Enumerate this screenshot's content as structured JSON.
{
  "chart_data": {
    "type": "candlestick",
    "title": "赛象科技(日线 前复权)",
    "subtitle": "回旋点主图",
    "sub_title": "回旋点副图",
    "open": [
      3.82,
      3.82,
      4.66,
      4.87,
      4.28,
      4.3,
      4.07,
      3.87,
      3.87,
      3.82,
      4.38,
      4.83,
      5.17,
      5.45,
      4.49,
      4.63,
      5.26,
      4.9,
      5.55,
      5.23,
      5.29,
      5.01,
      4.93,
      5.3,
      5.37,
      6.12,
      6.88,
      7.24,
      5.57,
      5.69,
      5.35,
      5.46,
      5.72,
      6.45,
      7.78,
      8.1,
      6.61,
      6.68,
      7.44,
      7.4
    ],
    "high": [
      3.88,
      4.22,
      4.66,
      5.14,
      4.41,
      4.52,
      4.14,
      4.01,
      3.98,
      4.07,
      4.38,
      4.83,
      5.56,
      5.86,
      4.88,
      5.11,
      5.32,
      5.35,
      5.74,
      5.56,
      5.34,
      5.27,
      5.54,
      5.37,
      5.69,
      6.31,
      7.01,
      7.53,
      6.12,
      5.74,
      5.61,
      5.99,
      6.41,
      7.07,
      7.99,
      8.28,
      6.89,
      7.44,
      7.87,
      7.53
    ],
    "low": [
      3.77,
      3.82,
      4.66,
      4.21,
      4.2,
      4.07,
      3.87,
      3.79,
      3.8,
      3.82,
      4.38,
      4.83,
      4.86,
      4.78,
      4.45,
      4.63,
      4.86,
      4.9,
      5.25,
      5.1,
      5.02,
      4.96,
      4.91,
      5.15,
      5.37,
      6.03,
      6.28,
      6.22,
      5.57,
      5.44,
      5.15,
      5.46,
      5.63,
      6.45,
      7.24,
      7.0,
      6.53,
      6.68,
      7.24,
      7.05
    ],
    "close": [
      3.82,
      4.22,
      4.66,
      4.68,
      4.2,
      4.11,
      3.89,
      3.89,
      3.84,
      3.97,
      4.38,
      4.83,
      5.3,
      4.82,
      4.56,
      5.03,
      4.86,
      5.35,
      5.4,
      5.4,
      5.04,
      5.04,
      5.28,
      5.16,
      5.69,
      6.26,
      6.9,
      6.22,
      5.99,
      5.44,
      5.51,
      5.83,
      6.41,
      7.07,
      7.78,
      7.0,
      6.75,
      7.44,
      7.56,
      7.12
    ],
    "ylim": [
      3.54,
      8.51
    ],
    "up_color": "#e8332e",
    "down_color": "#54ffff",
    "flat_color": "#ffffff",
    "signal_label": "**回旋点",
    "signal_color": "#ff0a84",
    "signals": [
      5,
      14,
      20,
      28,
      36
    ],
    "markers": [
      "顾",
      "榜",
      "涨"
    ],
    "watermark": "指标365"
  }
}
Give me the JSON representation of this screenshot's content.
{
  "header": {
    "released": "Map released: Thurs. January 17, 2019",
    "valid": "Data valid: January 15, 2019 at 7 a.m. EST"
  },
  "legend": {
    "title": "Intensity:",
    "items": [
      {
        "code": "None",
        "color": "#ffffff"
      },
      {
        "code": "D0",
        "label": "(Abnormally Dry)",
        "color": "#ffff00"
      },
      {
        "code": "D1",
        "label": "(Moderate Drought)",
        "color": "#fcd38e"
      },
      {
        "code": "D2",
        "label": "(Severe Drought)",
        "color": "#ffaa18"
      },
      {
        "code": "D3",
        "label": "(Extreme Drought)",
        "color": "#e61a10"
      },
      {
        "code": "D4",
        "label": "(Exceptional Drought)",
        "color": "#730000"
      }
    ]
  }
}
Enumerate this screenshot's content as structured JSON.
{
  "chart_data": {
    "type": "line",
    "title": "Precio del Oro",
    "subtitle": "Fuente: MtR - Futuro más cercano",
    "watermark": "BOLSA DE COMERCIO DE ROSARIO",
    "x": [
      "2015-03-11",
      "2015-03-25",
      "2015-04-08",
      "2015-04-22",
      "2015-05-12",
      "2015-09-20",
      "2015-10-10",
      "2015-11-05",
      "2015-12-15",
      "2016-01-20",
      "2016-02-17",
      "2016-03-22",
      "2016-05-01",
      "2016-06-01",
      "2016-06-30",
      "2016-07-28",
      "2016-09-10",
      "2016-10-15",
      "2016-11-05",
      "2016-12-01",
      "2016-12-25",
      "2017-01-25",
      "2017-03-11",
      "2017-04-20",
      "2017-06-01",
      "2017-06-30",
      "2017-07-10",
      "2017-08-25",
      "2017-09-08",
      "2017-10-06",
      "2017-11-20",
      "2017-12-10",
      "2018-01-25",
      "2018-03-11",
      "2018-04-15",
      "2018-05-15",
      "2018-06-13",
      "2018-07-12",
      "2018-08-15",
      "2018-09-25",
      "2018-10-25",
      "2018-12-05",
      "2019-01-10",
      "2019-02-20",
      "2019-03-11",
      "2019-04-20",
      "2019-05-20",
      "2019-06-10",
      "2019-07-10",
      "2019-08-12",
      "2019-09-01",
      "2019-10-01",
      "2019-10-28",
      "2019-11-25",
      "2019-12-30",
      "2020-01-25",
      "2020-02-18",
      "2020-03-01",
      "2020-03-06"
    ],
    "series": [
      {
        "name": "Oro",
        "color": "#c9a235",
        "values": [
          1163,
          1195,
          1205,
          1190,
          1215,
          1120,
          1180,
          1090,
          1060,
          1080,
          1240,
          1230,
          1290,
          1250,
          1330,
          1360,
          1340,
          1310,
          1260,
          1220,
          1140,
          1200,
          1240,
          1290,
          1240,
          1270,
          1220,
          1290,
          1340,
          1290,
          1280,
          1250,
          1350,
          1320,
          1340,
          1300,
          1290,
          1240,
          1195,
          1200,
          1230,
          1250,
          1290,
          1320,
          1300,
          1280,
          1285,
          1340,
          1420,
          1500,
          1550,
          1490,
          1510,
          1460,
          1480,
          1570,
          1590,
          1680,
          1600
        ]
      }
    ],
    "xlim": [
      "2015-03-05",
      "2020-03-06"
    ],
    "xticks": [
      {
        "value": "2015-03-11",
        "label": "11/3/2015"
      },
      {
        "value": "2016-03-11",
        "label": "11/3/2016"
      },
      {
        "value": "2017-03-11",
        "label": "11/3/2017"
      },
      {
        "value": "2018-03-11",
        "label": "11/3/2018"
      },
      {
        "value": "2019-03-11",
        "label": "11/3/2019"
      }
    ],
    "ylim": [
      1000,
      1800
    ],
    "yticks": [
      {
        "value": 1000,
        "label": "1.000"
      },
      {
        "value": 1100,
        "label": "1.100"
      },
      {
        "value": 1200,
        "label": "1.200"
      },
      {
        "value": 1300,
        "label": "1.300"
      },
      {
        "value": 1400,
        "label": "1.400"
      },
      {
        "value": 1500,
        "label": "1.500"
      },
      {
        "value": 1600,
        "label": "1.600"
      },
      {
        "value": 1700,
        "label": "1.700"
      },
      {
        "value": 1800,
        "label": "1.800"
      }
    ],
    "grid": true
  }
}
——
Exercise directions =>
Copy out all lines above that include the string "code".

The solution =>
        "code": "None",
        "code": "D0",
        "code": "D1",
        "code": "D2",
        "code": "D3",
        "code": "D4",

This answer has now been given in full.